■ 提示文
これまでは株式相場や金融市場に関するテーマが中心でしたが、2023年からは資産形成全体にジャンルを広げて解説します。毎回できるだけ異なるテーマを取り上げ、読み続けるうちにぐるりと資産形成の話題を一巡して網羅的体系的に基礎リテラシーが身につくように配信していく予定です。

4月は新年度ということもあり、資産形成に関する重要な制度を取り上げます。「少額投資非課税制度」(NISA、通称ニーサ)と個人型確定拠出年金=イデコ(iDeCo)ですね。この制度をうまく使いこなせれば老後2000万円問題解消どころか、5000万円級の資産形成すら夢ではありません。

資産を築くためのまさに最強の2大制度NISAとイデコですが、ではこの違いは何でしょうか。両方使えるのでしょうか。あるいは使うべきなのか、どちらか一方でよいのか――。

疑問が次々にわいてきます。使えるのであればどのように自分の資産形成に活かすのがよいのでしょうか。

■ やること
a – 提示文のうち「4月は新年度ということもあり」で始まる段落を、主な事実を残して箇条書きにまとめよ。
b – 提示文の中で算用数字を含む表記をすべて挙げよ。
c – 提示文の「4月は新年度ということもあり」から「どちらか一方でよいのか――。」までを、その語句も含めて一字も変えずに書き写せ。

■ 提示資料
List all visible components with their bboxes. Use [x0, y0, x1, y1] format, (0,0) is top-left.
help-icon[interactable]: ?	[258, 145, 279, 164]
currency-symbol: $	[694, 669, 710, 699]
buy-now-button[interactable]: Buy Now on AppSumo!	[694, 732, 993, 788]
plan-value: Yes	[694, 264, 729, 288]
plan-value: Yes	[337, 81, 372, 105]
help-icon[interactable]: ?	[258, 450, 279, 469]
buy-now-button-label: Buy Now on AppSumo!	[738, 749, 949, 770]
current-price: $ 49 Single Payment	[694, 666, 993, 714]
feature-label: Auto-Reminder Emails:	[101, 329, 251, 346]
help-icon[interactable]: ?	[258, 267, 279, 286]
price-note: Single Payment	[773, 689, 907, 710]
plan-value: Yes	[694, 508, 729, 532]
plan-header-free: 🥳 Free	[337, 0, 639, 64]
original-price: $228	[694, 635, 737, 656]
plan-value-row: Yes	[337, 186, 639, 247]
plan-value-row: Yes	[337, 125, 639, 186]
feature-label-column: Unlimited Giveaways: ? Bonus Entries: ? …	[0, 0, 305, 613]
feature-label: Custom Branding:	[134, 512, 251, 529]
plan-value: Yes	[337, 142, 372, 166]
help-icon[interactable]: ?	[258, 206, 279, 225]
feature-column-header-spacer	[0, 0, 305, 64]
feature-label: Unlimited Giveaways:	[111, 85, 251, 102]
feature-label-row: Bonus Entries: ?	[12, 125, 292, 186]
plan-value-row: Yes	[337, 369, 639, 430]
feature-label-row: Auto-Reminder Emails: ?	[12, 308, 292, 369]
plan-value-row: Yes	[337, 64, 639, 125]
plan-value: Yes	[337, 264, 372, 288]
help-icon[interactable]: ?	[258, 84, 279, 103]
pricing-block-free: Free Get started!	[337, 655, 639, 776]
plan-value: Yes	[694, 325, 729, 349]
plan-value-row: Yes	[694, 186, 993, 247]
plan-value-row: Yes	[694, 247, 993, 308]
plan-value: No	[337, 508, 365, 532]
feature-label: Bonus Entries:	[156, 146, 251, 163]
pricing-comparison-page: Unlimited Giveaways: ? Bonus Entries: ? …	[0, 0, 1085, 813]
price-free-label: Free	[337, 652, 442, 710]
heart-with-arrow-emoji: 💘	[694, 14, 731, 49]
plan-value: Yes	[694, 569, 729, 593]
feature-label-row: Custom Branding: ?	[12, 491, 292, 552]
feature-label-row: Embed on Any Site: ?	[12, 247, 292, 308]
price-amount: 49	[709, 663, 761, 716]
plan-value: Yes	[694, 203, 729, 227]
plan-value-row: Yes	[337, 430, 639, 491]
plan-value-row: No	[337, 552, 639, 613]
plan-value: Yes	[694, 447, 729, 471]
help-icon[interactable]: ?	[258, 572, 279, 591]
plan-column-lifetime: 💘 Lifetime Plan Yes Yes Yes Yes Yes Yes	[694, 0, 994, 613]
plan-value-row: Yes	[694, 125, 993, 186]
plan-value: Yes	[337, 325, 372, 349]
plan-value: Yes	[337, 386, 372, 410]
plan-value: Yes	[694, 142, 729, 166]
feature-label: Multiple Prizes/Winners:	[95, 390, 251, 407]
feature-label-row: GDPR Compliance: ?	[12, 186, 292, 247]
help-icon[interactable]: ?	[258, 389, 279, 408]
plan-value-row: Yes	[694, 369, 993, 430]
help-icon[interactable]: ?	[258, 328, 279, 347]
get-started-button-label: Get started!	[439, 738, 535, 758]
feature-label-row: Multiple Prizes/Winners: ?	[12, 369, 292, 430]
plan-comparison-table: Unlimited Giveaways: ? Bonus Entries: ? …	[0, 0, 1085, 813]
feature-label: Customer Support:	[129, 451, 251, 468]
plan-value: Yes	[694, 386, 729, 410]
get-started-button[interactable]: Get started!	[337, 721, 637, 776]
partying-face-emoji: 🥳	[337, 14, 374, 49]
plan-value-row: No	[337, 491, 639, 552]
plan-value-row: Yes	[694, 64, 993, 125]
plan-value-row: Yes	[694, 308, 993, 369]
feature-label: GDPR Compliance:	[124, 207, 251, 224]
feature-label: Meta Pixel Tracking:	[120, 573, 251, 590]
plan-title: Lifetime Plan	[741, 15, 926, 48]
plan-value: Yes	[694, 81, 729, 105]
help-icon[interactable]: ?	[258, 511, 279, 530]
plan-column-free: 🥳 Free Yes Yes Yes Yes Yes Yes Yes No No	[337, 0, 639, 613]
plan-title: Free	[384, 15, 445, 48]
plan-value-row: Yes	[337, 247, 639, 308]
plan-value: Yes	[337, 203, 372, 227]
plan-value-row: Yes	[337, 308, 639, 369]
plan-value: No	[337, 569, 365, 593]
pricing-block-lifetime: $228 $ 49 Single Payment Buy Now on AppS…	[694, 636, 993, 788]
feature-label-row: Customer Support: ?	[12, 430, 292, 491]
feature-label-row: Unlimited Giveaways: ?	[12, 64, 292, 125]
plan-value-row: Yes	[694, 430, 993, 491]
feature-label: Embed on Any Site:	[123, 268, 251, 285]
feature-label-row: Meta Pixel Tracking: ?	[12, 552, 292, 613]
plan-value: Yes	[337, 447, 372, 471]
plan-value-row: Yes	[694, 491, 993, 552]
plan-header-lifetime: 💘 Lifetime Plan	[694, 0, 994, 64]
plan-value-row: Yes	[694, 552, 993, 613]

■ 解答
a –
- 4月は新年度なので、資産形成に関する重要な制度を取り上げる。
- 対象は「少額投資非課税制度」(NISA、通称ニーサ)と個人型確定拠出年金(イデコ、iDeCo)である。
- この制度をうまく使いこなせば、老後2000万円問題の解消どころか、5000万円級の資産形成も夢ではない。

b –
- 2023年
- 4月
- 2000万円
- 5000万円
- 2大

c –
4月は新年度ということもあり、資産形成に関する重要な制度を取り上げます。「少額投資非課税制度」(NISA、通称ニーサ)と個人型確定拠出年金=イデコ(iDeCo)ですね。この制度をうまく使いこなせれば老後2000万円問題解消どころか、5000万円級の資産形成すら夢ではありません。

資産を築くためのまさに最強の2大制度NISAとイデコですが、ではこの違いは何でしょうか。両方使えるのでしょうか。あるいは使うべきなのか、どちらか一方でよいのか――。